TEXT PASSAGE ->
Excuse me while I switch off the Gaugin play. There's only so much slurping I can take on the radio. Pointless sex is somehow more bearable on tv.

Below is Time's most significant SF novels between 1953-2006 (allegedly).

The meme part of this works like so: Bold the ones you have read, strike through the ones you read and hated, italicize those you started but never finished and put a star next to the ones you love.

1. The Lord of the Rings, J.R.R. Tolkien
2. The Foundation Trilogy, Isaac Asimov
3. Dune, Frank Herbert
4. Stranger in a Strange Land, Robert A. Heinlein
5. A Wizard of Earthsea, Ursula K. Le Guin
6. Neuromancer, William Gibson*
7. Childhood's End, Arthur C. Clarke
8. Do Androids Dream of Electric Sheep?, Philip K. Dick*
9. The Mists of Avalon, Marion Zimmer Bradley
10. Fahrenheit 451, Ray Bradbury
11. The Book of the New Sun, Gene Wolfe
12. A Canticle for Leibowitz, Walter M. Miller, Jr.
13. The Caves of Steel, Isaac Asimov
14. Children of the Atom, Wilmar Shiras
15. Cities in Flight, James Blish
16. The Colour of Magic, Terry Pratchett*
17. Dangerous Visions, edited by Harlan Ellison
18. Deathbird Stories, Harlan Ellison
19. The Demolished Man, Alfred Bester
20. Dhalgren, Samuel R. Delany
21. Dragonflight, Anne McCaffrey
22. Ender's Game, Orson Scott Card
23. The First Chronicles of Thomas Covenant the Unbeliever, Stephen R. Donaldson
24. The Forever War, Joe Haldeman
25. Gateway, Frederik Pohl
26. Harry Potter and the Philosopher's Stone, J.K. Rowling
27. The Hitchhiker's Guide to the Galaxy, Douglas Adams
28. I Am Legend, Richard Matheson
29. Interview with the Vampire, Anne Rice
30. The Left Hand of Darkness, Ursula K. Le Guin
31. Little, Big, John Crowley
32. Lord of Light, Roger Zelazny
33. The Man in the High Castle, Philip K. Dick
34. Mission of Gravity, Hal Clement
35. More Than Human, Theodore Sturgeon
36. The Rediscovery of Man, Cordwainer Smith
37. On the Beach, Nevil Shute
38. Rendezvous with Rama, Arthur C. Clarke
39. Ringworld, Larry Niven
40. Rogue Moon, Algis Budrys
41. The Silmarillion, J.R.R. Tolkien
42. Slaughterhouse-5, Kurt Vonnegut
43. Snow Crash, Neal Stephenson
44. Stand on Zanzibar, John Brunner
45. The Stars My Destination, Alfred Bester
46. Starship Trooper, Robert A. Heinlein
47. Stormbringer, Michael Moorcock
48. The Sword of Shannara, Terry Brooks
49. Timescape, Gregory Benford
50. To Your Scattered Bodies Go, Philip Jose Farmer

You might note there are no strike-throughs. This has less to do with my inability to remember how those are done than with the fact that if I hate something within the first few pages, I no longer bother finishing it. Life's too short. I rarely give up on a book if I've laboured as far as halfway, although I recently did so with The Eyre Affair. There are no medals for forcing yourself through a book.

QUESTIONS TO ANSWER ->
(A) From the passage about Time's science fiction list, copy the words from "You might note" to "through a book.".
(B) Answer these questions using the passage about Time's science fiction list:
(i) What does the writer switch off at the start?
(ii) Which years does the list cover?
(iii) Which book did the writer recently give up on?

Stored items ->
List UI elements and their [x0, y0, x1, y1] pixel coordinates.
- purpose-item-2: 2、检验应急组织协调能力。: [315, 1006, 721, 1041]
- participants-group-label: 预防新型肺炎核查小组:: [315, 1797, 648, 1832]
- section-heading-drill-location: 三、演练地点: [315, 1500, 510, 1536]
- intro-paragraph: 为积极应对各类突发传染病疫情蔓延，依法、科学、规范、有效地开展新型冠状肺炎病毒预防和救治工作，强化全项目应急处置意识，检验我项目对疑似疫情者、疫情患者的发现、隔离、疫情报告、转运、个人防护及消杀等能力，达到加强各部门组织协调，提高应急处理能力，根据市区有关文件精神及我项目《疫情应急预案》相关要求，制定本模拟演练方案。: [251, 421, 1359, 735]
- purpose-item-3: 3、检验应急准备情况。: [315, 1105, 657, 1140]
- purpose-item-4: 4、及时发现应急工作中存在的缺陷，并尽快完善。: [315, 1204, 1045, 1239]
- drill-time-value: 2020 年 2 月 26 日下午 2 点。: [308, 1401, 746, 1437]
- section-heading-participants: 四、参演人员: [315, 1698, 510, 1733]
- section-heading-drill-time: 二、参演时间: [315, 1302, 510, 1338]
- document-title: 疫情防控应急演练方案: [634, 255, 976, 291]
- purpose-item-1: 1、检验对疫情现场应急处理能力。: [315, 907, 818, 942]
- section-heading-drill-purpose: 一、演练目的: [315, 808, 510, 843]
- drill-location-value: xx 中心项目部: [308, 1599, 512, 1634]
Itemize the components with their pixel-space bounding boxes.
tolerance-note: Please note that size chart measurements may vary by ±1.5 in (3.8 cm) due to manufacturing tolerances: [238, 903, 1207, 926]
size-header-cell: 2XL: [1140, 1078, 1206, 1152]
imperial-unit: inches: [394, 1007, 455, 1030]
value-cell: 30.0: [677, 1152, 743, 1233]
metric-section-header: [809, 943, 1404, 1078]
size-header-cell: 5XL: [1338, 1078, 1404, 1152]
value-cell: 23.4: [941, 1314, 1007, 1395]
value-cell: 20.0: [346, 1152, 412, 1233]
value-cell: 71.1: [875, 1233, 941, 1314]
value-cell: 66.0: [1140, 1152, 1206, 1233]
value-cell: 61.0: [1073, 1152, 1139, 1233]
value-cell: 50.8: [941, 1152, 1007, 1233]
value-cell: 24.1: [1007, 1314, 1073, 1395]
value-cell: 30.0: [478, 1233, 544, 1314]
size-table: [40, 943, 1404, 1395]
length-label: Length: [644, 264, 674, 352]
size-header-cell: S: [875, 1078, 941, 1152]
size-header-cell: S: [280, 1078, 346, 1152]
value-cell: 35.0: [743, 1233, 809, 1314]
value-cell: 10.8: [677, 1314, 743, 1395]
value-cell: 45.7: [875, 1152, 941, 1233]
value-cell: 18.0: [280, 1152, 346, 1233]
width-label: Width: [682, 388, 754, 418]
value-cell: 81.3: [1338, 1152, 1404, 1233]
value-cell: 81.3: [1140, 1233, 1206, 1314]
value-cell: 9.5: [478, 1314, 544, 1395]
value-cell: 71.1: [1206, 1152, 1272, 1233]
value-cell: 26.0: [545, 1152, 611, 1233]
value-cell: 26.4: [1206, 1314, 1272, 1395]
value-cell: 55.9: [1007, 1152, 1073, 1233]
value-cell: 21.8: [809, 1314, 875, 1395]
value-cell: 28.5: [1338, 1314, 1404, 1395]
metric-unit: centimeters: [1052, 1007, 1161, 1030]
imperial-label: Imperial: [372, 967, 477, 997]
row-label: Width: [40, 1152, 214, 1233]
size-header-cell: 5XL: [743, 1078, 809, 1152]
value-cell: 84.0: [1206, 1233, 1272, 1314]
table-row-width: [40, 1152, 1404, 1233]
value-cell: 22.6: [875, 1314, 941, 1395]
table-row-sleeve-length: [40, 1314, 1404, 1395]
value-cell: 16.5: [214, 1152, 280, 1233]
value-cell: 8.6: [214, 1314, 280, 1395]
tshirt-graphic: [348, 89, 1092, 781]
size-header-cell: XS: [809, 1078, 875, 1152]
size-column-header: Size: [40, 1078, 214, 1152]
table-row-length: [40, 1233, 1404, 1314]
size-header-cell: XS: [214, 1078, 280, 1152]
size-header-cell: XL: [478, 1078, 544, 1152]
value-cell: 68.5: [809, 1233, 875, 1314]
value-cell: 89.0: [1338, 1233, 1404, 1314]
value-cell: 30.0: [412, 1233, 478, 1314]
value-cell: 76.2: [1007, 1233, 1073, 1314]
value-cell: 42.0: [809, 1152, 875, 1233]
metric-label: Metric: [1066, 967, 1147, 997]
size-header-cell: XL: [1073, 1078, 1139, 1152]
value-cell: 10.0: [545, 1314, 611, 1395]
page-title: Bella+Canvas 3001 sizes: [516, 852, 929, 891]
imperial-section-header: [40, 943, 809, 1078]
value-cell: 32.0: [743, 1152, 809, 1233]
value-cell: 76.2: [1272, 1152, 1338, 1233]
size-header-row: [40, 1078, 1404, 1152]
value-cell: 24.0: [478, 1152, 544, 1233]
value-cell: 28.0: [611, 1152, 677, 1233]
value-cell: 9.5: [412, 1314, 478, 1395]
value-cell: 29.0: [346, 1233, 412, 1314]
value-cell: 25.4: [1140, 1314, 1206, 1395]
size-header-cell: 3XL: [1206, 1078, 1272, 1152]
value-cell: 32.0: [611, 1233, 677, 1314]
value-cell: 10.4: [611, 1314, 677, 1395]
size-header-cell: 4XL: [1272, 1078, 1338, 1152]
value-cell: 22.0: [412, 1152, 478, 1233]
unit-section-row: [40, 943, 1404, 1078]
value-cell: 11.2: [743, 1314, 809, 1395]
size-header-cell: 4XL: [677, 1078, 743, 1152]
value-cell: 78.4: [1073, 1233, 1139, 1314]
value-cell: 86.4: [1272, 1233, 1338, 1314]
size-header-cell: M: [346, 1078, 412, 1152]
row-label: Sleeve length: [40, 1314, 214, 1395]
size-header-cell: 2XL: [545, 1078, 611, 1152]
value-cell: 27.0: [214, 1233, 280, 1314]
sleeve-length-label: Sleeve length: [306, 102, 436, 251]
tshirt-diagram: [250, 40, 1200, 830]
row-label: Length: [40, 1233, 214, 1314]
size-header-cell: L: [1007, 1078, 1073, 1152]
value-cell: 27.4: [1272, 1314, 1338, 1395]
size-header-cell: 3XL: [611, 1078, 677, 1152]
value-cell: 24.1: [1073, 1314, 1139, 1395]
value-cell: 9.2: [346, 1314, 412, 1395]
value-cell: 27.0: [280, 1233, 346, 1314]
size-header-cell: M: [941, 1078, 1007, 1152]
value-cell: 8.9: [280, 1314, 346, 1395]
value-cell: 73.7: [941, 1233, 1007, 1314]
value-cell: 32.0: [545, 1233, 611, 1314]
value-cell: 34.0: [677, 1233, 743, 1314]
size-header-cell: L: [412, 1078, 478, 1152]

ANSWERS FOR THIS EXERCISE ->
(A)
You might note there are no strike-throughs. This has less to do with my inability to remember how those are done than with the fact that if I hate something within the first few pages, I no longer bother finishing it. Life's too short. I rarely give up on a book if I've laboured as far as halfway, although I recently did so with The Eyre Affair. There are no medals for forcing yourself through a book.

(B)
(i) The Gaugin play on the radio.
(ii) 1953 to 2006.
(iii) The Eyre Affair.